━━━━━ Task data ━━━━━
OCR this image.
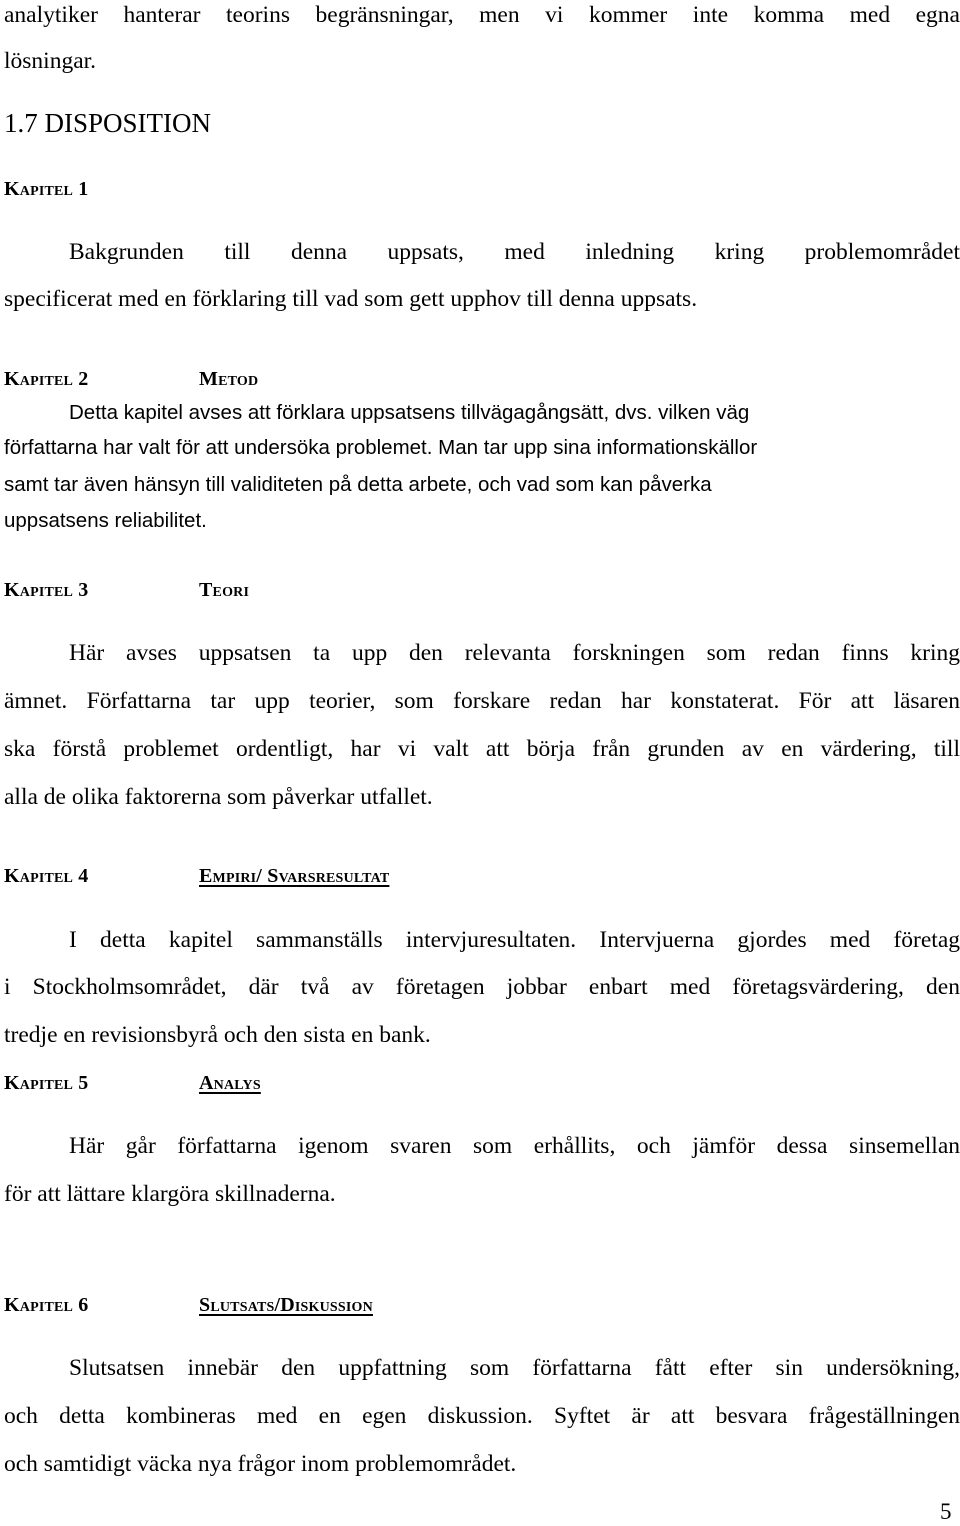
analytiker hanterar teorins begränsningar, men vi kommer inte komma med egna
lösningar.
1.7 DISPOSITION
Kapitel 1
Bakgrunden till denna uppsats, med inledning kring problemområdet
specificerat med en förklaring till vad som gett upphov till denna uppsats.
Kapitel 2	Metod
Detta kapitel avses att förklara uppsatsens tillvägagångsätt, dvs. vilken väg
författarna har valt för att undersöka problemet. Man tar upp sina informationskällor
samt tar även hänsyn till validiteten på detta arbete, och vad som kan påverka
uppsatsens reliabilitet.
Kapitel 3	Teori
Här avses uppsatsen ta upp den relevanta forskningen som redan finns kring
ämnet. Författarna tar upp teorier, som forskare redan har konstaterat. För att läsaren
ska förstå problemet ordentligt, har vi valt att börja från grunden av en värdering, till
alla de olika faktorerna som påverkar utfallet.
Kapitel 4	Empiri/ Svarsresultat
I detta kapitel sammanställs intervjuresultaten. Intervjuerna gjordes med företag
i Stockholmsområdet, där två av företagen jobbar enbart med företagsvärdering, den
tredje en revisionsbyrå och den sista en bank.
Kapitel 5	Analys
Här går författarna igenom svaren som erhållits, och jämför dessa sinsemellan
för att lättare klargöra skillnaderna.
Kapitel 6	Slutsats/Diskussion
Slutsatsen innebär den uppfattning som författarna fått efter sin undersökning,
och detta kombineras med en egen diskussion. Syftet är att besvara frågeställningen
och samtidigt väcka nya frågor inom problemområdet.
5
━━━━━
- **Task goal**: Your answer must be the records above, word for word, with no pictures.

- **Solution to this task**:
OCR this image.
analytiker hanterar teorins begränsningar, men vi kommer inte komma med egna
lösningar.
1.7 DISPOSITION
Kapitel 1
Bakgrunden till denna uppsats, med inledning kring problemområdet
specificerat med en förklaring till vad som gett upphov till denna uppsats.
Kapitel 2	Metod
Detta kapitel avses att förklara uppsatsens tillvägagångsätt, dvs. vilken väg
författarna har valt för att undersöka problemet. Man tar upp sina informationskällor
samt tar även hänsyn till validiteten på detta arbete, och vad som kan påverka
uppsatsens reliabilitet.
Kapitel 3	Teori
Här avses uppsatsen ta upp den relevanta forskningen som redan finns kring
ämnet. Författarna tar upp teorier, som forskare redan har konstaterat. För att läsaren
ska förstå problemet ordentligt, har vi valt att börja från grunden av en värdering, till
alla de olika faktorerna som påverkar utfallet.
Kapitel 4	Empiri/ Svarsresultat
I detta kapitel sammanställs intervjuresultaten. Intervjuerna gjordes med företag
i Stockholmsområdet, där två av företagen jobbar enbart med företagsvärdering, den
tredje en revisionsbyrå och den sista en bank.
Kapitel 5	Analys
Här går författarna igenom svaren som erhållits, och jämför dessa sinsemellan
för att lättare klargöra skillnaderna.
Kapitel 6	Slutsats/Diskussion
Slutsatsen innebär den uppfattning som författarna fått efter sin undersökning,
och detta kombineras med en egen diskussion. Syftet är att besvara frågeställningen
och samtidigt väcka nya frågor inom problemområdet.
5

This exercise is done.